• [What you are asked to do] List the headings that the lemon zucchini bread recipe below gives as reasons you'll love the bread.

Add a little sunshine to your day with a slice of this lemon zucchini bread!
It’s incredibly moist and tender, with plenty of zesty citrus and sweet zucchini in every bite.
Topped with sweet lemon glaze, it’s soft, bright, and super wholesome.
So, the next time you need a tangy and delightfully sweet treat, give it a try. I promise you won’t be disappointed.
Why You’ll Love This Lemon Zucchini Bread
Moist Texture: Between the zucchini, oil, and buttermilk, this bread boasts an incredibly moist and tender crumb.
Easy Baking: There’s no need to dirty up that mixer! You only need a couple of bowls and a bit of elbow grease for this one.
Versatile Treat: Enjoy this quick bread whenever you need a sweet bite. It’s great for breakfast, brunch, dessert, or an afternoon pick-me-up.
Reduces Food Waste: Got extra zucchini from your garden or farmers’ market haul? This zucchini recipe is the perfect way to use it up.
Ingredients
- Zucchini: Adds moisture and a subtle earthy flavor to the loaf without overpowering the lemon.
- All-Purpose Flour: Provides structure and a tender crumb for the loaf.
- Baking Powder & Baking Soda: Help the loaf rise, making it light and fluffy.
- Granulated Sugar: Sweetens the bread and balances the tartness of the lemon.
- Lemon: The zest and juice bring a bright, tangy flavor that pairs perfectly with the sweetness.

• [Dataset section]
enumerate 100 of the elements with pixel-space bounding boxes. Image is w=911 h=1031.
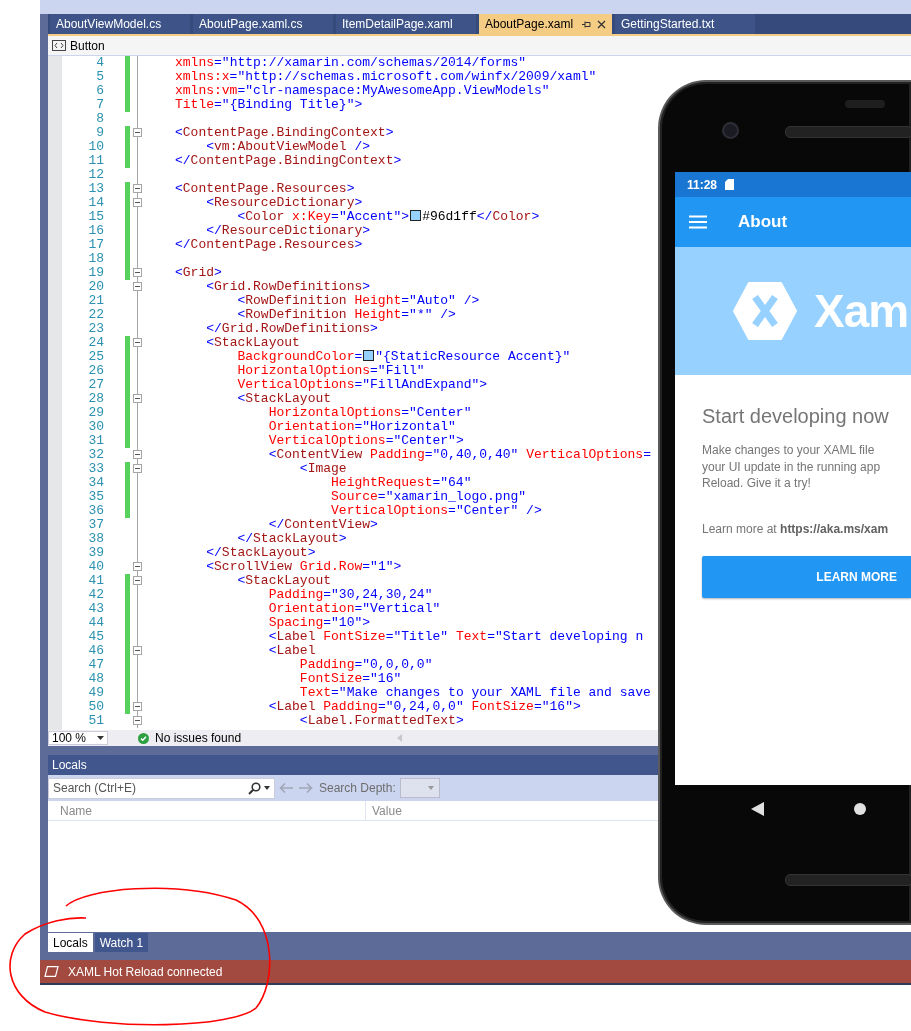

• [Exercise answer] Moist Texture, Easy Baking, Versatile Treat, Reduces Food Waste